**RAW RECORDS**
* * * *
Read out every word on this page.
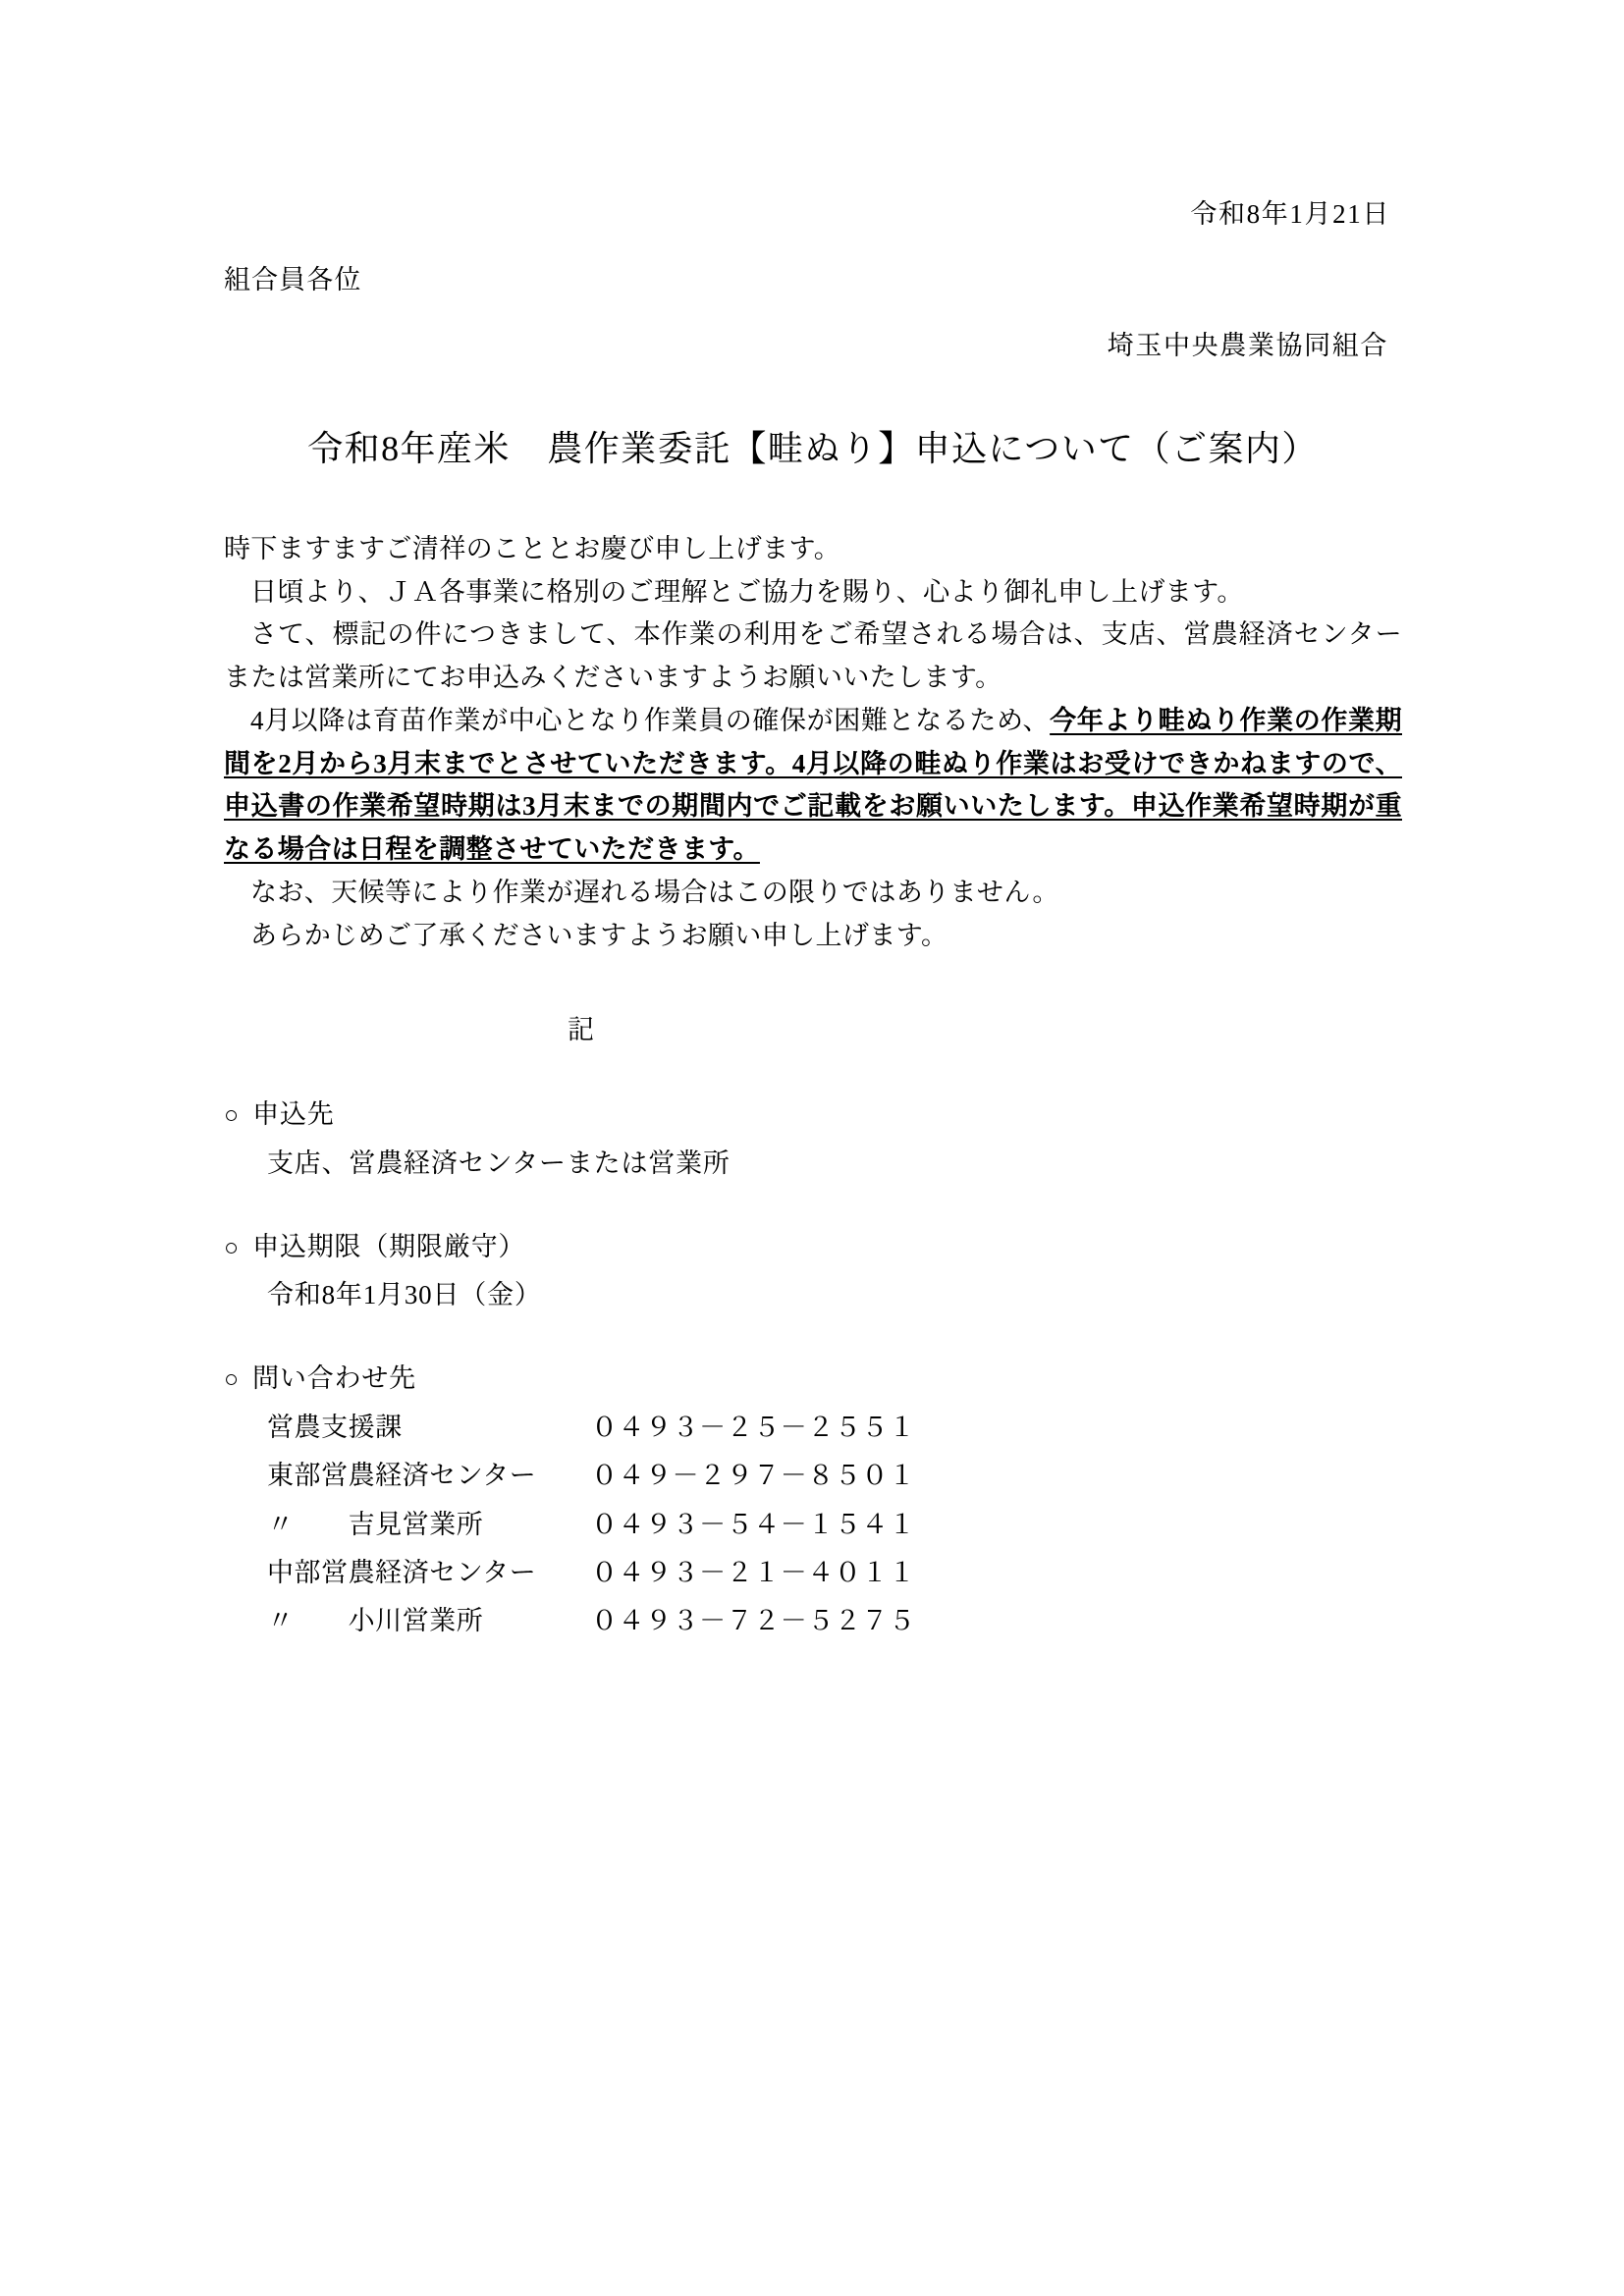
令和8年1月21日
組合員各位
埼玉中央農業協同組合
令和8年産米　農作業委託【畦ぬり】申込について（ご案内）

時下ますますご清祥のこととお慶び申し上げます。

日頃より、ＪＡ各事業に格別のご理解とご協力を賜り、心より御礼申し上げます。

さて、標記の件につきまして、本作業の利用をご希望される場合は、支店、営農経済センターまたは営業所にてお申込みくださいますようお願いいたします。

4月以降は育苗作業が中心となり作業員の確保が困難となるため、今年より畦ぬり作業の作業期間を2月から3月末までとさせていただきます。4月以降の畦ぬり作業はお受けできかねますので、申込書の作業希望時期は3月末までの期間内でご記載をお願いいたします。申込作業希望時期が重なる場合は日程を調整させていただきます。

なお、天候等により作業が遅れる場合はこの限りではありません。

あらかじめご了承くださいますようお願い申し上げます。

記
○ 申込先
支店、営農経済センターまたは営業所
○ 申込期限（期限厳守）
令和8年1月30日（金）
○ 問い合わせ先
営農支援課	０４９３－２５－２５５１
東部営農経済センター	０４９－２９７－８５０１
〃　　吉見営業所	０４９３－５４－１５４１
中部営農経済センター	０４９３－２１－４０１１
〃　　小川営業所	０４９３－７２－５２７５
* * * *
**AIM**
In the copy, include all records verbatim but no images.

**WRITTEN SOLUTION**
Read out every word on this page.
令和8年1月21日
組合員各位
埼玉中央農業協同組合
令和8年産米　農作業委託【畦ぬり】申込について（ご案内）

時下ますますご清祥のこととお慶び申し上げます。

日頃より、ＪＡ各事業に格別のご理解とご協力を賜り、心より御礼申し上げます。

さて、標記の件につきまして、本作業の利用をご希望される場合は、支店、営農経済センターまたは営業所にてお申込みくださいますようお願いいたします。

4月以降は育苗作業が中心となり作業員の確保が困難となるため、今年より畦ぬり作業の作業期間を2月から3月末までとさせていただきます。4月以降の畦ぬり作業はお受けできかねますので、申込書の作業希望時期は3月末までの期間内でご記載をお願いいたします。申込作業希望時期が重なる場合は日程を調整させていただきます。

なお、天候等により作業が遅れる場合はこの限りではありません。

あらかじめご了承くださいますようお願い申し上げます。

記
○ 申込先
支店、営農経済センターまたは営業所
○ 申込期限（期限厳守）
令和8年1月30日（金）
○ 問い合わせ先
営農支援課	０４９３－２５－２５５１
東部営農経済センター	０４９－２９７－８５０１
〃　　吉見営業所	０４９３－５４－１５４１
中部営農経済センター	０４９３－２１－４０１１
〃　　小川営業所	０４９３－７２－５２７５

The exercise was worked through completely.